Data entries

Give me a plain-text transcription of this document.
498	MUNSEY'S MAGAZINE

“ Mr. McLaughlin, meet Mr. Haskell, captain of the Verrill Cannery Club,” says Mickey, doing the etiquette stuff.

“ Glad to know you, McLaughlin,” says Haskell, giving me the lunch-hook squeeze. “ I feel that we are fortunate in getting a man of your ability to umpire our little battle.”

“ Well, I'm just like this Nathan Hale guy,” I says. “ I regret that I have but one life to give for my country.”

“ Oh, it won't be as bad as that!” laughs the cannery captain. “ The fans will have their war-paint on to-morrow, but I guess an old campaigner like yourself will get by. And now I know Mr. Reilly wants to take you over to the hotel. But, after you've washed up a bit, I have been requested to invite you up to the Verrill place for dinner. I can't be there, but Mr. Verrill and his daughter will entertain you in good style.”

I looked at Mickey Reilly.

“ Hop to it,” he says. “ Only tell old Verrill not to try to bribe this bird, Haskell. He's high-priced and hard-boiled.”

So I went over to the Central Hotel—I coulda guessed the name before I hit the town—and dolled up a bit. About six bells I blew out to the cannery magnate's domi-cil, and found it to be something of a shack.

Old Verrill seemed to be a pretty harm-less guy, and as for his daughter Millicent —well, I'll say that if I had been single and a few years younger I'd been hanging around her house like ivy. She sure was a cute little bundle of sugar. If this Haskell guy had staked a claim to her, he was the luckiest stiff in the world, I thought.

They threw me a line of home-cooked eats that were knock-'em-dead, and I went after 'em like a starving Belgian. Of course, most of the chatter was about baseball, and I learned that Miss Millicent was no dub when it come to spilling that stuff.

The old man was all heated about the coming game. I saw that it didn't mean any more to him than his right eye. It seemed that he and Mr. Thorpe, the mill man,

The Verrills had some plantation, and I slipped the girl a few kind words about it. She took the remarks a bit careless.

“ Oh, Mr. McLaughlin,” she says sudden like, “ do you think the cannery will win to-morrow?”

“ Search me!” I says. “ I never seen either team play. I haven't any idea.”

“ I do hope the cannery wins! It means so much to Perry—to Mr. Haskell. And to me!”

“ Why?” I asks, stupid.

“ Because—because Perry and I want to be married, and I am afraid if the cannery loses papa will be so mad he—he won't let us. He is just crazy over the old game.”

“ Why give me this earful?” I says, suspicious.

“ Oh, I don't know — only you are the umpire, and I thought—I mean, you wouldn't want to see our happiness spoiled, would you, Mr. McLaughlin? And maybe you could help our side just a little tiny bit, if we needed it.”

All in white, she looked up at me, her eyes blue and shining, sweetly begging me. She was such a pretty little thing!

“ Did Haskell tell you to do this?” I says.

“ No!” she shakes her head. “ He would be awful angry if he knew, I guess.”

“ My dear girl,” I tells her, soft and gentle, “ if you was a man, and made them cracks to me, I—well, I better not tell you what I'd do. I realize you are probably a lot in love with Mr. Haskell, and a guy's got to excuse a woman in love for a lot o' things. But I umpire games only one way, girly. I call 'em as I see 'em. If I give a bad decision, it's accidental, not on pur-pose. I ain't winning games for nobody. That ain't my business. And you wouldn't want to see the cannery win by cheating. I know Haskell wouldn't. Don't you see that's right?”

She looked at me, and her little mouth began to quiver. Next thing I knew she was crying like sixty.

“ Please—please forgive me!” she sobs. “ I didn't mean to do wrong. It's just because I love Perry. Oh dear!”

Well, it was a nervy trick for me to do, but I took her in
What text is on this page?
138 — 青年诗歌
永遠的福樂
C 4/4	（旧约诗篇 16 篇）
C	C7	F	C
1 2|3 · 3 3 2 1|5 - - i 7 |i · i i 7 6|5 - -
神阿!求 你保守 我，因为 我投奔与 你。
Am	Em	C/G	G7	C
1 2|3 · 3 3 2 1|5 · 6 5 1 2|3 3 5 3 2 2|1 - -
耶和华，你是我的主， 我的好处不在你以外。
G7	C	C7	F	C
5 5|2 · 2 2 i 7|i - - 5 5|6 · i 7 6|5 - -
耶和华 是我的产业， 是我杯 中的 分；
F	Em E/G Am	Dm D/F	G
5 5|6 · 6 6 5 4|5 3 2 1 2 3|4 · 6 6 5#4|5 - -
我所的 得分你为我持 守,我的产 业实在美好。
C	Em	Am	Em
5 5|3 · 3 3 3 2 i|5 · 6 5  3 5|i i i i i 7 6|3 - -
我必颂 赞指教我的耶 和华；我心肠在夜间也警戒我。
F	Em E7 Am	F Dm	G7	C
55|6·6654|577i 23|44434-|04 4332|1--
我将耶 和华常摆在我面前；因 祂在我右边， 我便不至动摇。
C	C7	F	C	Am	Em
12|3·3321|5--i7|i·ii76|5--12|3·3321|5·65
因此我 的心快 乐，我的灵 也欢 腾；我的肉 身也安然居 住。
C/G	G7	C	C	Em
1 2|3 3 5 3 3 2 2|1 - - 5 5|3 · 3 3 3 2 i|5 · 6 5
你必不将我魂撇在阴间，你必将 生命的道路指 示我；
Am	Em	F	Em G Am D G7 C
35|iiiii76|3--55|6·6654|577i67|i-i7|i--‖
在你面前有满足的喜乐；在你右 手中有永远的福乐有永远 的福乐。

Work to complete – Copy each line of the listing that holds the word "morrow".

Exercise solution –
“ Oh, it won't be as bad as that!” laughs the cannery captain. “ The fans will have their war-paint on to-morrow, but I guess an old campaigner like yourself will get by. And now I know Mr. Reilly wants to take you over to the hotel. But, after you've washed up a bit, I have been requested to invite you up to the Verrill place for dinner. I can't be there, but Mr. Verrill and his daughter will entertain you in good style.”
“ Oh, Mr. McLaughlin,” she says sudden like, “ do you think the cannery will win to-morrow?”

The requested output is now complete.